TASK STATEMENT
Write out the material below again, unchanged.

** BEGIN RECORDS SHOWN **

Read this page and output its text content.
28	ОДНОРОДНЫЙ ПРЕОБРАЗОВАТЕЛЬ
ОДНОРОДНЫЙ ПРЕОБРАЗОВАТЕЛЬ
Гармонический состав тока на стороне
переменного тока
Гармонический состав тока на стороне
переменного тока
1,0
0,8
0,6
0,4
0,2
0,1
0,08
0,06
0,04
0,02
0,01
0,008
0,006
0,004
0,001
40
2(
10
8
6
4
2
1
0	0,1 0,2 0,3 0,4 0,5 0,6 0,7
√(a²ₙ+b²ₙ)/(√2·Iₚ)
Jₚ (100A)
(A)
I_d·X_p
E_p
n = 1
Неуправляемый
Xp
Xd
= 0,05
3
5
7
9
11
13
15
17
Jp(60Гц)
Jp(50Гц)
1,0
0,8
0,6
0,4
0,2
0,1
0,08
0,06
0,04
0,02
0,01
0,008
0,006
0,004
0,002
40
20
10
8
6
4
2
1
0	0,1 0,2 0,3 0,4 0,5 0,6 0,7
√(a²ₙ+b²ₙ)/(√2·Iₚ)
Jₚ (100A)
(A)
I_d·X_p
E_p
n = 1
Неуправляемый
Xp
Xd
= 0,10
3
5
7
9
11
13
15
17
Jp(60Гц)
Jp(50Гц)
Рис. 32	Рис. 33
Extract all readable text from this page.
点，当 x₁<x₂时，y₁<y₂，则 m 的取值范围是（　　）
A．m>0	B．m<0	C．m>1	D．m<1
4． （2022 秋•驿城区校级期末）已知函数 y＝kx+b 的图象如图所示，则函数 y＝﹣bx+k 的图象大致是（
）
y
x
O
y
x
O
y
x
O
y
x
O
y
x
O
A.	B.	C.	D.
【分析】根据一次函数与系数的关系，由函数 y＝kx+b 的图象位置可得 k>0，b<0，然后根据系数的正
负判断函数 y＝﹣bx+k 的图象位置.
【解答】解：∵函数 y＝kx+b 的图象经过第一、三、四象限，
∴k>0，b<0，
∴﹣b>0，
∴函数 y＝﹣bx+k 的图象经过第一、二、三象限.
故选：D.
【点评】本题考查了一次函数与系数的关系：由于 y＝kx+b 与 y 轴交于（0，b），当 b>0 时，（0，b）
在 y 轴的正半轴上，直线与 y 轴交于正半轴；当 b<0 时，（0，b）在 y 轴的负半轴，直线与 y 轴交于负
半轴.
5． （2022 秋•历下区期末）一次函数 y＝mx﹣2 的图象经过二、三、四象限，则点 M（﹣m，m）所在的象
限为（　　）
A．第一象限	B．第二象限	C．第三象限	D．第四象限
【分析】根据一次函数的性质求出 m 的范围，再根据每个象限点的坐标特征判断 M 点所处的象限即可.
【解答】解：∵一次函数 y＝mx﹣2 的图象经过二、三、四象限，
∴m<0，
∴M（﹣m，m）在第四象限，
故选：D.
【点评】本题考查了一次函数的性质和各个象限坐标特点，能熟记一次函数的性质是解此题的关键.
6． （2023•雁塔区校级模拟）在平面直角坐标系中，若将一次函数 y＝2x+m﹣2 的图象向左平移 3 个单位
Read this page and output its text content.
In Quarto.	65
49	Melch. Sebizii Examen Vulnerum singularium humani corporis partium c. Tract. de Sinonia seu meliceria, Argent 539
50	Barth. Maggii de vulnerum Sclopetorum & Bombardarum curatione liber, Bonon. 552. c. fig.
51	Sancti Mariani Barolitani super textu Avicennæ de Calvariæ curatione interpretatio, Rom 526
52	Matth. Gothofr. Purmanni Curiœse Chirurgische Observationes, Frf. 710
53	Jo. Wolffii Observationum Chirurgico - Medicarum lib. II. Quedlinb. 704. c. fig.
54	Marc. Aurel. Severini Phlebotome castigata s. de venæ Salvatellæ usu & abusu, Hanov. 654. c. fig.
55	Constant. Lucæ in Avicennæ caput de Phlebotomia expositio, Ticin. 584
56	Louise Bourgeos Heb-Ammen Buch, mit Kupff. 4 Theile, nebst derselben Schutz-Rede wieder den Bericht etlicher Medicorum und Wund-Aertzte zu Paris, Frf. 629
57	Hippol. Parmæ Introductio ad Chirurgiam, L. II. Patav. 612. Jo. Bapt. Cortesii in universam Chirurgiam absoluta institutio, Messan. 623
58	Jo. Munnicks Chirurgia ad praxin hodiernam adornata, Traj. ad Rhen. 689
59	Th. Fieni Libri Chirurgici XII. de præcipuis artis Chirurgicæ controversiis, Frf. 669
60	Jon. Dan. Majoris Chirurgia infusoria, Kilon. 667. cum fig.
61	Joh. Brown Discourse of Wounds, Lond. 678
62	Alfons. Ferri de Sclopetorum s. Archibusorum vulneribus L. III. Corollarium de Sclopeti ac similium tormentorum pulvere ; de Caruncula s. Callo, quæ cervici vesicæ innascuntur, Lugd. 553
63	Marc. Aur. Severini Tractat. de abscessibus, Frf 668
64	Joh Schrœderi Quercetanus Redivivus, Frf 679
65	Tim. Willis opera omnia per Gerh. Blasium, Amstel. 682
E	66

** END RECORDS SHOWN **

TASK SOLUTION
Read this page and output its text content.
28	ОДНОРОДНЫЙ ПРЕОБРАЗОВАТЕЛЬ
ОДНОРОДНЫЙ ПРЕОБРАЗОВАТЕЛЬ
Гармонический состав тока на стороне
переменного тока
Гармонический состав тока на стороне
переменного тока
1,0
0,8
0,6
0,4
0,2
0,1
0,08
0,06
0,04
0,02
0,01
0,008
0,006
0,004
0,001
40
2(
10
8
6
4
2
1
0	0,1 0,2 0,3 0,4 0,5 0,6 0,7
√(a²ₙ+b²ₙ)/(√2·Iₚ)
Jₚ (100A)
(A)
I_d·X_p
E_p
n = 1
Неуправляемый
Xp
Xd
= 0,05
3
5
7
9
11
13
15
17
Jp(60Гц)
Jp(50Гц)
1,0
0,8
0,6
0,4
0,2
0,1
0,08
0,06
0,04
0,02
0,01
0,008
0,006
0,004
0,002
40
20
10
8
6
4
2
1
0	0,1 0,2 0,3 0,4 0,5 0,6 0,7
√(a²ₙ+b²ₙ)/(√2·Iₚ)
Jₚ (100A)
(A)
I_d·X_p
E_p
n = 1
Неуправляемый
Xp
Xd
= 0,10
3
5
7
9
11
13
15
17
Jp(60Гц)
Jp(50Гц)
Рис. 32	Рис. 33
Extract all readable text from this page.
点，当 x₁<x₂时，y₁<y₂，则 m 的取值范围是（　　）
A．m>0	B．m<0	C．m>1	D．m<1
4． （2022 秋•驿城区校级期末）已知函数 y＝kx+b 的图象如图所示，则函数 y＝﹣bx+k 的图象大致是（
）
y
x
O
y
x
O
y
x
O
y
x
O
y
x
O
A.	B.	C.	D.
【分析】根据一次函数与系数的关系，由函数 y＝kx+b 的图象位置可得 k>0，b<0，然后根据系数的正
负判断函数 y＝﹣bx+k 的图象位置.
【解答】解：∵函数 y＝kx+b 的图象经过第一、三、四象限，
∴k>0，b<0，
∴﹣b>0，
∴函数 y＝﹣bx+k 的图象经过第一、二、三象限.
故选：D.
【点评】本题考查了一次函数与系数的关系：由于 y＝kx+b 与 y 轴交于（0，b），当 b>0 时，（0，b）
在 y 轴的正半轴上，直线与 y 轴交于正半轴；当 b<0 时，（0，b）在 y 轴的负半轴，直线与 y 轴交于负
半轴.
5． （2022 秋•历下区期末）一次函数 y＝mx﹣2 的图象经过二、三、四象限，则点 M（﹣m，m）所在的象
限为（　　）
A．第一象限	B．第二象限	C．第三象限	D．第四象限
【分析】根据一次函数的性质求出 m 的范围，再根据每个象限点的坐标特征判断 M 点所处的象限即可.
【解答】解：∵一次函数 y＝mx﹣2 的图象经过二、三、四象限，
∴m<0，
∴M（﹣m，m）在第四象限，
故选：D.
【点评】本题考查了一次函数的性质和各个象限坐标特点，能熟记一次函数的性质是解此题的关键.
6． （2023•雁塔区校级模拟）在平面直角坐标系中，若将一次函数 y＝2x+m﹣2 的图象向左平移 3 个单位
Read this page and output its text content.
In Quarto.	65
49	Melch. Sebizii Examen Vulnerum singularium humani corporis partium c. Tract. de Sinonia seu meliceria, Argent 539
50	Barth. Maggii de vulnerum Sclopetorum & Bombardarum curatione liber, Bonon. 552. c. fig.
51	Sancti Mariani Barolitani super textu Avicennæ de Calvariæ curatione interpretatio, Rom 526
52	Matth. Gothofr. Purmanni Curiœse Chirurgische Observationes, Frf. 710
53	Jo. Wolffii Observationum Chirurgico - Medicarum lib. II. Quedlinb. 704. c. fig.
54	Marc. Aurel. Severini Phlebotome castigata s. de venæ Salvatellæ usu & abusu, Hanov. 654. c. fig.
55	Constant. Lucæ in Avicennæ caput de Phlebotomia expositio, Ticin. 584
56	Louise Bourgeos Heb-Ammen Buch, mit Kupff. 4 Theile, nebst derselben Schutz-Rede wieder den Bericht etlicher Medicorum und Wund-Aertzte zu Paris, Frf. 629
57	Hippol. Parmæ Introductio ad Chirurgiam, L. II. Patav. 612. Jo. Bapt. Cortesii in universam Chirurgiam absoluta institutio, Messan. 623
58	Jo. Munnicks Chirurgia ad praxin hodiernam adornata, Traj. ad Rhen. 689
59	Th. Fieni Libri Chirurgici XII. de præcipuis artis Chirurgicæ controversiis, Frf. 669
60	Jon. Dan. Majoris Chirurgia infusoria, Kilon. 667. cum fig.
61	Joh. Brown Discourse of Wounds, Lond. 678
62	Alfons. Ferri de Sclopetorum s. Archibusorum vulneribus L. III. Corollarium de Sclopeti ac similium tormentorum pulvere ; de Caruncula s. Callo, quæ cervici vesicæ innascuntur, Lugd. 553
63	Marc. Aur. Severini Tractat. de abscessibus, Frf 668
64	Joh Schrœderi Quercetanus Redivivus, Frf 679
65	Tim. Willis opera omnia per Gerh. Blasium, Amstel. 682
E	66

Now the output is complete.